(Extracted records)
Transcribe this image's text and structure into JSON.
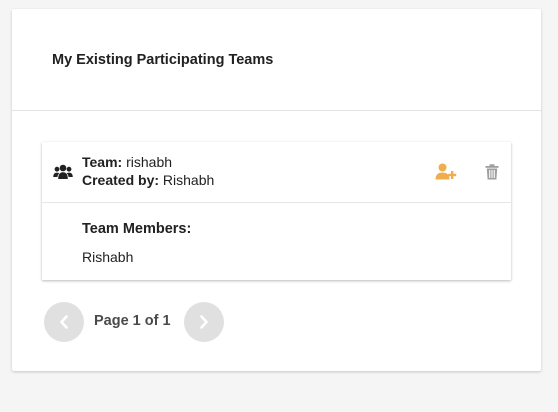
{
  "card": {
    "title": "My Existing Participating Teams"
  },
  "team": {
    "team_label": "Team:",
    "team_name": "rishabh",
    "created_by_label": "Created by:",
    "created_by": "Rishabh",
    "icon": "users-icon",
    "actions": [
      {
        "name": "add-member",
        "icon": "user-plus-icon",
        "color": "#f0ad4e"
      },
      {
        "name": "delete-team",
        "icon": "trash-icon",
        "color": "#9e9e9e"
      }
    ]
  },
  "members": {
    "label": "Team Members:",
    "items": [
      "Rishabh"
    ]
  },
  "pagination": {
    "text": "Page 1 of 1",
    "prev_icon": "chevron-left-icon",
    "next_icon": "chevron-right-icon"
  },
  "colors": {
    "accent": "#f0ad4e",
    "button_bg": "#e0e0e0"
  }
}
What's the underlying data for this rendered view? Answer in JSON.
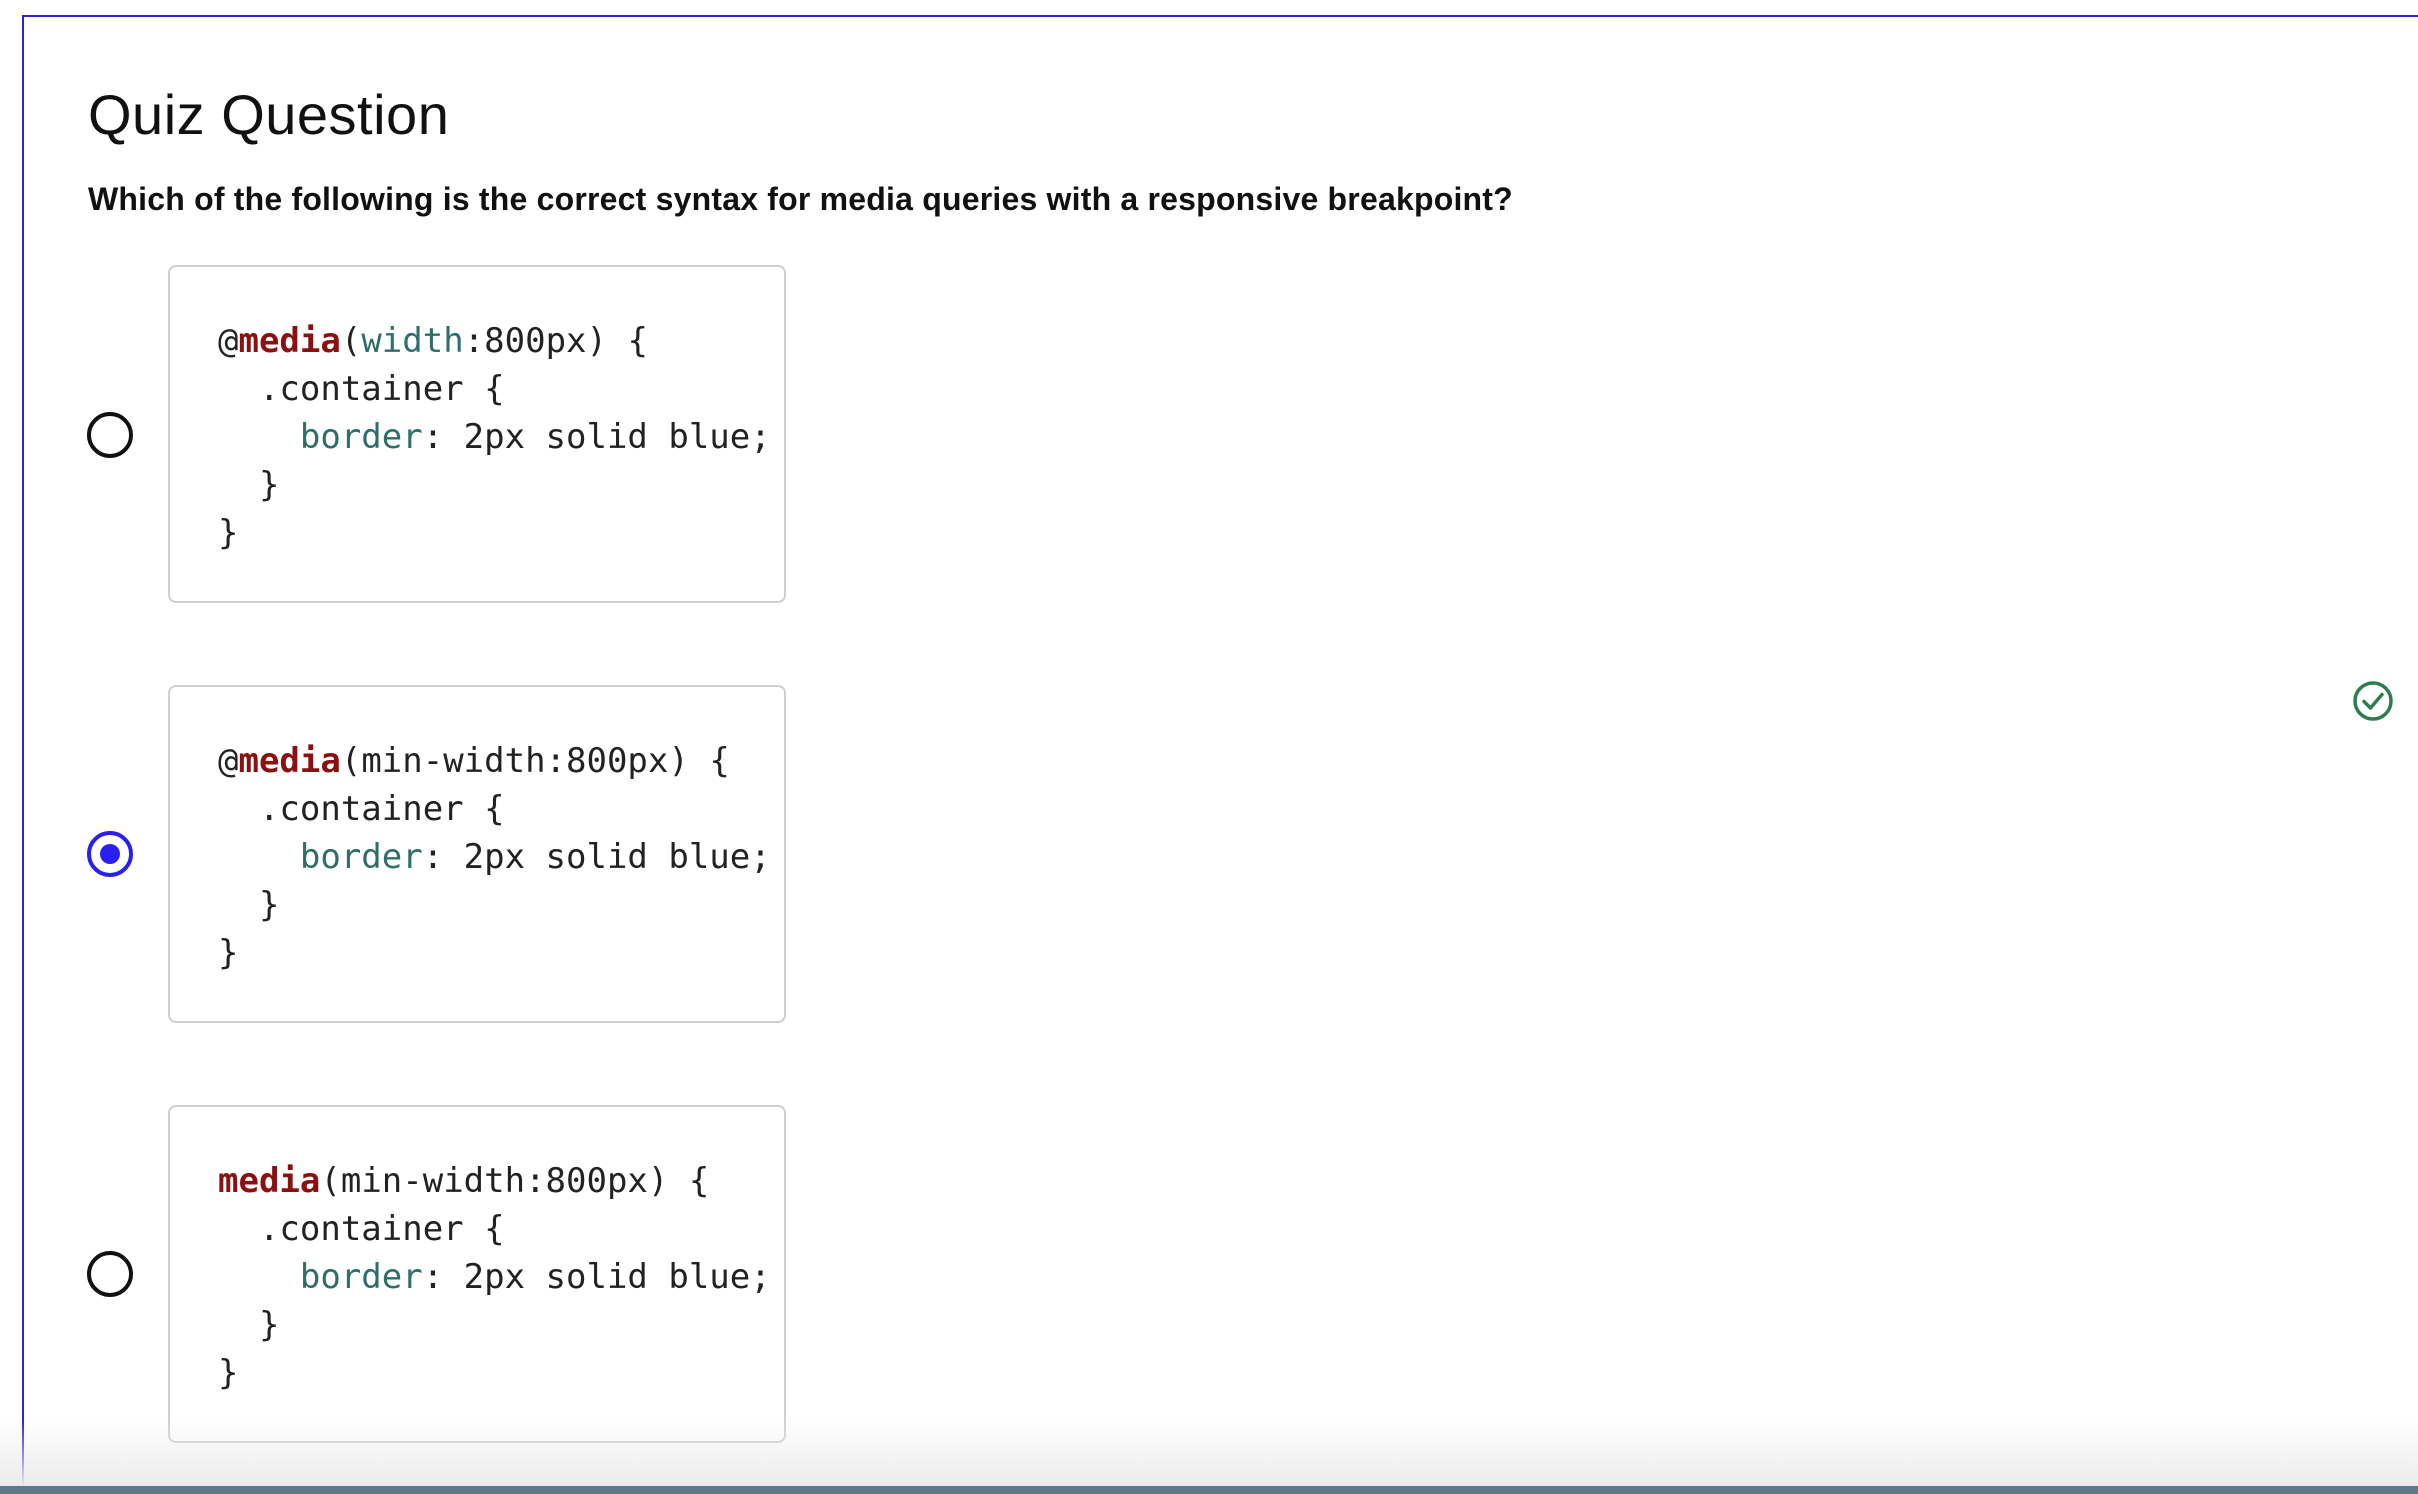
{
  "quiz": {
    "title": "Quiz Question",
    "prompt": "Which of the following is the correct syntax for media queries with a responsive breakpoint?"
  },
  "options": [
    {
      "selected": false,
      "code": {
        "at": "@",
        "keyword": "media",
        "paren_open": "(",
        "feature": "width",
        "feature_rest": ":800px) {",
        "selector_line": "  .container {",
        "prop": "border",
        "prop_rest": ": 2px solid blue;",
        "close_inner": "  }",
        "close_outer": "}"
      }
    },
    {
      "selected": true,
      "code": {
        "at": "@",
        "keyword": "media",
        "paren_open": "(",
        "feature": "",
        "feature_rest": "min-width:800px) {",
        "selector_line": "  .container {",
        "prop": "border",
        "prop_rest": ": 2px solid blue;",
        "close_inner": "  }",
        "close_outer": "}"
      }
    },
    {
      "selected": false,
      "code": {
        "at": "",
        "keyword": "media",
        "paren_open": "(",
        "feature": "",
        "feature_rest": "min-width:800px) {",
        "selector_line": "  .container {",
        "prop": "border",
        "prop_rest": ": 2px solid blue;",
        "close_inner": "  }",
        "close_outer": "}"
      }
    }
  ],
  "status": {
    "icon": "check-circle-icon",
    "color": "#2e7d4f"
  },
  "colors": {
    "accent": "#2b1ff0",
    "keyword": "#8b1010",
    "property": "#2e6f6a"
  }
}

▶ _Task instructions_
Transcribe the whole listing, character for character, but not its images.

▶ _Exercise output_
Transcribe this image's text and structure into JSON.
{
  "card": {
    "title": "My Existing Participating Teams"
  },
  "team": {
    "team_label": "Team:",
    "team_name": "rishabh",
    "created_by_label": "Created by:",
    "created_by": "Rishabh",
    "icon": "users-icon",
    "actions": [
      {
        "name": "add-member",
        "icon": "user-plus-icon",
        "color": "#f0ad4e"
      },
      {
        "name": "delete-team",
        "icon": "trash-icon",
        "color": "#9e9e9e"
      }
    ]
  },
  "members": {
    "label": "Team Members:",
    "items": [
      "Rishabh"
    ]
  },
  "pagination": {
    "text": "Page 1 of 1",
    "prev_icon": "chevron-left-icon",
    "next_icon": "chevron-right-icon"
  },
  "colors": {
    "accent": "#f0ad4e",
    "button_bg": "#e0e0e0"
  }
}
What's the underlying data for this rendered view? Answer in JSON.
{
  "quiz": {
    "title": "Quiz Question",
    "prompt": "Which of the following is the correct syntax for media queries with a responsive breakpoint?"
  },
  "options": [
    {
      "selected": false,
      "code": {
        "at": "@",
        "keyword": "media",
        "paren_open": "(",
        "feature": "width",
        "feature_rest": ":800px) {",
        "selector_line": "  .container {",
        "prop": "border",
        "prop_rest": ": 2px solid blue;",
        "close_inner": "  }",
        "close_outer": "}"
      }
    },
    {
      "selected": true,
      "code": {
        "at": "@",
        "keyword": "media",
        "paren_open": "(",
        "feature": "",
        "feature_rest": "min-width:800px) {",
        "selector_line": "  .container {",
        "prop": "border",
        "prop_rest": ": 2px solid blue;",
        "close_inner": "  }",
        "close_outer": "}"
      }
    },
    {
      "selected": false,
      "code": {
        "at": "",
        "keyword": "media",
        "paren_open": "(",
        "feature": "",
        "feature_rest": "min-width:800px) {",
        "selector_line": "  .container {",
        "prop": "border",
        "prop_rest": ": 2px solid blue;",
        "close_inner": "  }",
        "close_outer": "}"
      }
    }
  ],
  "status": {
    "icon": "check-circle-icon",
    "color": "#2e7d4f"
  },
  "colors": {
    "accent": "#2b1ff0",
    "keyword": "#8b1010",
    "property": "#2e6f6a"
  }
}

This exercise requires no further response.